**Kurze Aufgabe a:**
Übernimm aus den Zeilen weiter unten wortgetreu alles ab der Zeile mit „tree-label: app.json (510, 393, 556, 408)“ bis einschließlich der Zeile mit „kebab-menu-icon[interactable]: ⋮ (1796, 52, 1810, 69)“.

Die SPD-Spitze verteidigte die Kanzlerin gegen Söders Kritik. «Die täglichen Söder-Ausfälle sind mittlerweile vollkommen realitätsfern», sagte SPD-Vize Thorsten Schäfer-Gümbel der Deutschen Presse-Agentur. «Niemand kann was dafür, wenn Herr Söder in den Koalitionsverhandlungen gepennt hat.»

Unionsfraktionschef Volker Kauder (CDU) räumte im ZDF-«Morgenmagazin» ein, dass er in seinen 13 Jahren im Amt eine solch schwierige Lage im Verhältnis zwischen den Schwesterparteien noch nicht erlebt habe. Er zeigte sich jedoch überzeugt, dass Merkel in der Frage der Rücknahme von Flüchtlingen mit anderen europäischen Ländern eine Lösung findet.

Der Unionsfraktionschef will trotz allem weiter mit der CSU nach einer Lösung suchen. Die EU müsse angesichts der «Amerika-zuerst»-Politik von US-Präsident Donald Trump zusammenhalten, sagte Kauder. «Trump lässt nichts aus, uns zu bedrängen. Da brauchen wir Freunde in Europa.»

(Daten zur Layout-Annotation)
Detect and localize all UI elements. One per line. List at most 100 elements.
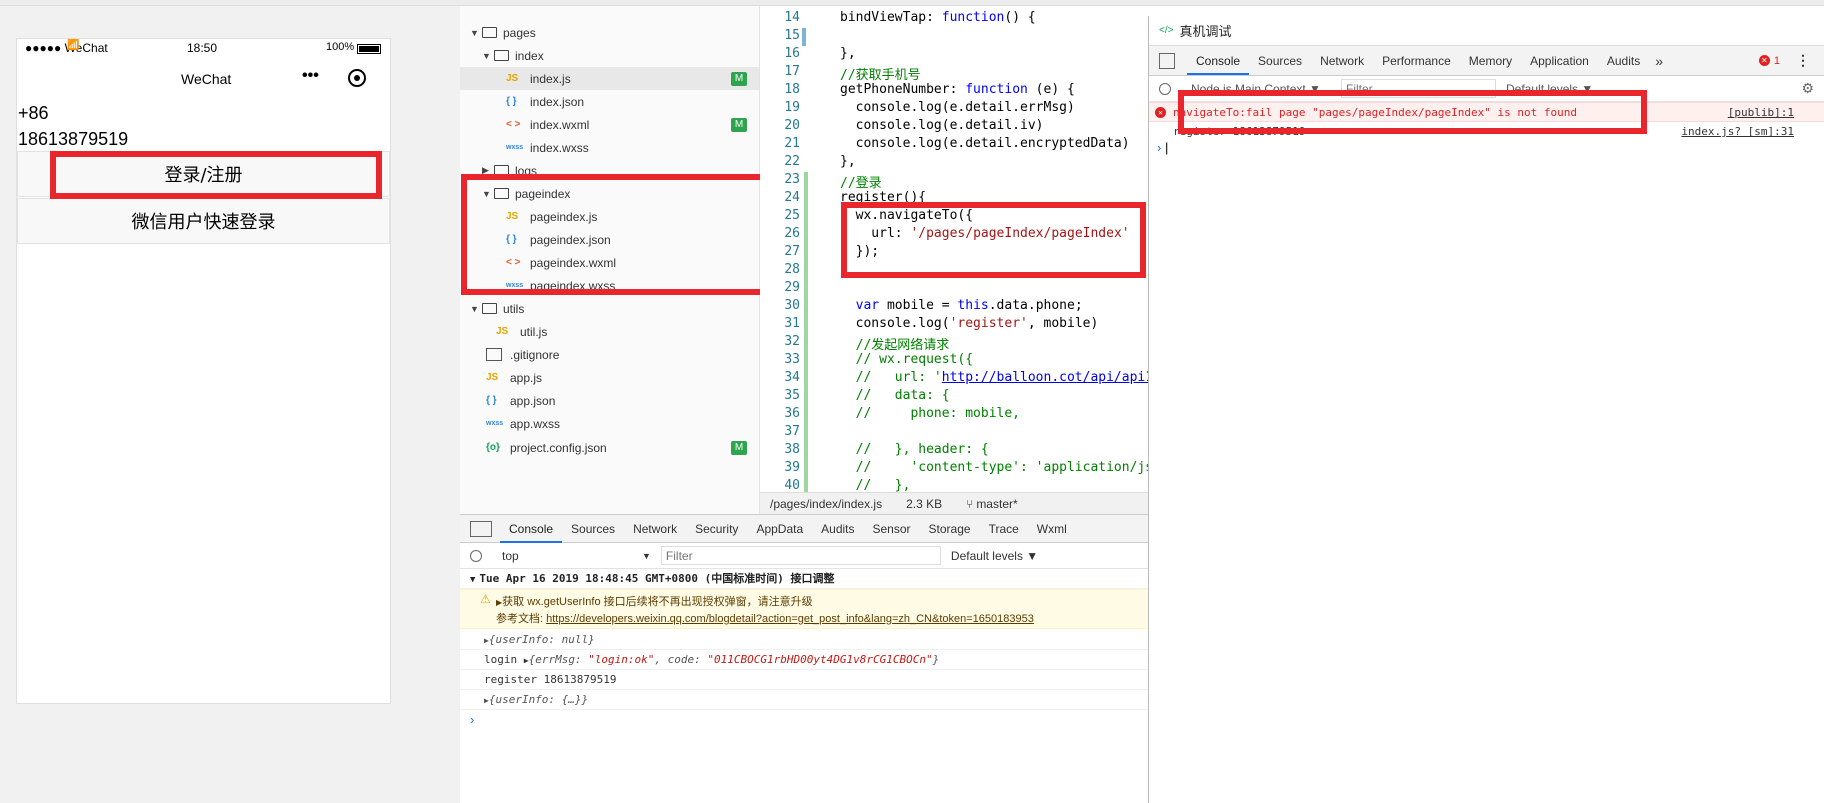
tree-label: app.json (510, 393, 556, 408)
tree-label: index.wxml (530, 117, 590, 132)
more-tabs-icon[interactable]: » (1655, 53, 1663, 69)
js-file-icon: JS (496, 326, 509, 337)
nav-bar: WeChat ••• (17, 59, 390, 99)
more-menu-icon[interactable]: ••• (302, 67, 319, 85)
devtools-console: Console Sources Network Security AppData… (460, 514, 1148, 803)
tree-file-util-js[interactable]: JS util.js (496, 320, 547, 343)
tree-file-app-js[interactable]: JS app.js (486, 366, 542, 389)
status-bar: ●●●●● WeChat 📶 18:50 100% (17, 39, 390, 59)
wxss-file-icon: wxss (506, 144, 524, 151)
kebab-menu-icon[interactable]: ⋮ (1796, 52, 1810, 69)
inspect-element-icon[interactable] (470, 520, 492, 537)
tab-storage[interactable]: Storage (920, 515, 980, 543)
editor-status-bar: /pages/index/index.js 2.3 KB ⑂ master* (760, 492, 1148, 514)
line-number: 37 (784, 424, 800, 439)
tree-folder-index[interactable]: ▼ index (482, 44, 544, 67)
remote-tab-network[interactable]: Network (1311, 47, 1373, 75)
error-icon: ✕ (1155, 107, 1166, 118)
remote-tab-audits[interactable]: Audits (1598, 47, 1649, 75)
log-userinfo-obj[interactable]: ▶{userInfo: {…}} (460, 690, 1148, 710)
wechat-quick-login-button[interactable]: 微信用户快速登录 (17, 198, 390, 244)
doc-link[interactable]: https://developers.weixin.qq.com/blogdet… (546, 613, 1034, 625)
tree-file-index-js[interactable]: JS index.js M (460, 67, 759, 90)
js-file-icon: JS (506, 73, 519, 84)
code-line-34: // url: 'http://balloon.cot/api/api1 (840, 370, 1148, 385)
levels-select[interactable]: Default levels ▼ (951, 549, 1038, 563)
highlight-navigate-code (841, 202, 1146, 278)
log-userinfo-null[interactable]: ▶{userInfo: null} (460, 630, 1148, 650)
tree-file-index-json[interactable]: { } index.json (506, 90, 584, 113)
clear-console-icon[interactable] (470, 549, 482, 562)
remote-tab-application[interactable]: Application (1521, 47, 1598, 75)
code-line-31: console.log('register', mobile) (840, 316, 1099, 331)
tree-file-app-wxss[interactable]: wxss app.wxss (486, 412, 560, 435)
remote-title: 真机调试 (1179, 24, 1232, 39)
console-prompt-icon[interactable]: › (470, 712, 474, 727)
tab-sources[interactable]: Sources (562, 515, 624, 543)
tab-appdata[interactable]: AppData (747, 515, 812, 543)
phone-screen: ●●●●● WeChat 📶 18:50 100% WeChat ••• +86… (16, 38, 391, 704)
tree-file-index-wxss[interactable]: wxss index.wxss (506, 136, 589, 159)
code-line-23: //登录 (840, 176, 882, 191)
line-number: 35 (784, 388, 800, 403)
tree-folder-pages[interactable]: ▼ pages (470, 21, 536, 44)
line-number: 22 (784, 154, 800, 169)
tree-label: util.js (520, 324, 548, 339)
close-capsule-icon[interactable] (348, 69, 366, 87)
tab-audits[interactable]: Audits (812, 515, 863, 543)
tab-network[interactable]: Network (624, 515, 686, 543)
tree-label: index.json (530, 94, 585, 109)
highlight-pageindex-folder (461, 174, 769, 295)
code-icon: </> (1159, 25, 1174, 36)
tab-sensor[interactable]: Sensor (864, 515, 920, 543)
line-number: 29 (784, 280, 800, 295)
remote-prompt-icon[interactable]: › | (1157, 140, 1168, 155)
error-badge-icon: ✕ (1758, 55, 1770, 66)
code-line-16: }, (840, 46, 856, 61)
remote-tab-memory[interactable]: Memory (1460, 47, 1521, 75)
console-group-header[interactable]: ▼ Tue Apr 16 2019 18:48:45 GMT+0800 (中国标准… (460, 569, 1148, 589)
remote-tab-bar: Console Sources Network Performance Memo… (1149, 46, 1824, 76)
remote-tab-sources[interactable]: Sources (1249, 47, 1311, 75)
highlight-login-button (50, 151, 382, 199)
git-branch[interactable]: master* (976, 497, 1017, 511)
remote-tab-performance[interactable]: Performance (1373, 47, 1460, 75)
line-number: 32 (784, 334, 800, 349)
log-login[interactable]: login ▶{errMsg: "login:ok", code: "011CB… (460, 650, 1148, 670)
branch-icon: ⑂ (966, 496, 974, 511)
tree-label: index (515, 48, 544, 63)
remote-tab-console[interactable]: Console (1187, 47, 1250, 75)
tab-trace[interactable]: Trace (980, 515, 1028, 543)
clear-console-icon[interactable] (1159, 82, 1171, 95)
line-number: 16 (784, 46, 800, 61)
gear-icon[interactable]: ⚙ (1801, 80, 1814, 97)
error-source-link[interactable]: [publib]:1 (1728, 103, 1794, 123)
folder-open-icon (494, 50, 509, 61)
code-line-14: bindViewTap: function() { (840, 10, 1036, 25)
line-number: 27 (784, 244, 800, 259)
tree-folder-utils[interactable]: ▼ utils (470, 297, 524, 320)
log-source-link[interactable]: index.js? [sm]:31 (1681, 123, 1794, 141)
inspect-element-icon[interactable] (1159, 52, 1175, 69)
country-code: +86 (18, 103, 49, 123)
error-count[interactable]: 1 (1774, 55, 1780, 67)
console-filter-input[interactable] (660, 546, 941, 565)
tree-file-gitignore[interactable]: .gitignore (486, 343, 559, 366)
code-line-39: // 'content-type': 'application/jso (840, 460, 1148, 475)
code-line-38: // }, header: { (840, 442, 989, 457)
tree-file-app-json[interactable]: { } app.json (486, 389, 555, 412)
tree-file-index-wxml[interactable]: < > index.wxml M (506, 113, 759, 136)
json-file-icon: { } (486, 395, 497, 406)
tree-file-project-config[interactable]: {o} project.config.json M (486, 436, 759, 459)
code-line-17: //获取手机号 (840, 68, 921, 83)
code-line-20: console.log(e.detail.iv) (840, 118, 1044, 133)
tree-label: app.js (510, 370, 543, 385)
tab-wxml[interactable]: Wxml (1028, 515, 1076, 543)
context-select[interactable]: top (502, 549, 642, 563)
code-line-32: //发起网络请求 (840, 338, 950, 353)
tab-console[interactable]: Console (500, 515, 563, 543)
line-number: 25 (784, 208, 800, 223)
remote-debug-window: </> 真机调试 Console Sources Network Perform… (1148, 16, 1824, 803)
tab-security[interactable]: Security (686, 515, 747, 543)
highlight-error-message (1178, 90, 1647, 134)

**Kurze Aufgabe b:**
Beantworte anhand des vorgegebenen Textes:
(i) Wer verteidigte die Kanzlerin gegen Söders Kritik?
(ii) Seit wie vielen Jahren ist Kauder im Amt?
(iii) Wessen Politik wird als «Amerika-zuerst»-Politik bezeichnet?

**Schriftliche Lösung a:**
tree-label: app.json (510, 393, 556, 408)
tree-label: index.wxml (530, 117, 590, 132)
more-tabs-icon[interactable]: » (1655, 53, 1663, 69)
js-file-icon: JS (496, 326, 509, 337)
nav-bar: WeChat ••• (17, 59, 390, 99)
more-menu-icon[interactable]: ••• (302, 67, 319, 85)
devtools-console: Console Sources Network Security AppData… (460, 514, 1148, 803)
tree-file-util-js[interactable]: JS util.js (496, 320, 547, 343)
tree-file-app-js[interactable]: JS app.js (486, 366, 542, 389)
status-bar: ●●●●● WeChat 📶 18:50 100% (17, 39, 390, 59)
wxss-file-icon: wxss (506, 144, 524, 151)
kebab-menu-icon[interactable]: ⋮ (1796, 52, 1810, 69)

**Schriftliche Lösung b:**
(i) Die SPD-Spitze.
(ii) Seit 13 Jahren.
(iii) Die Politik von US-Präsident Donald Trump.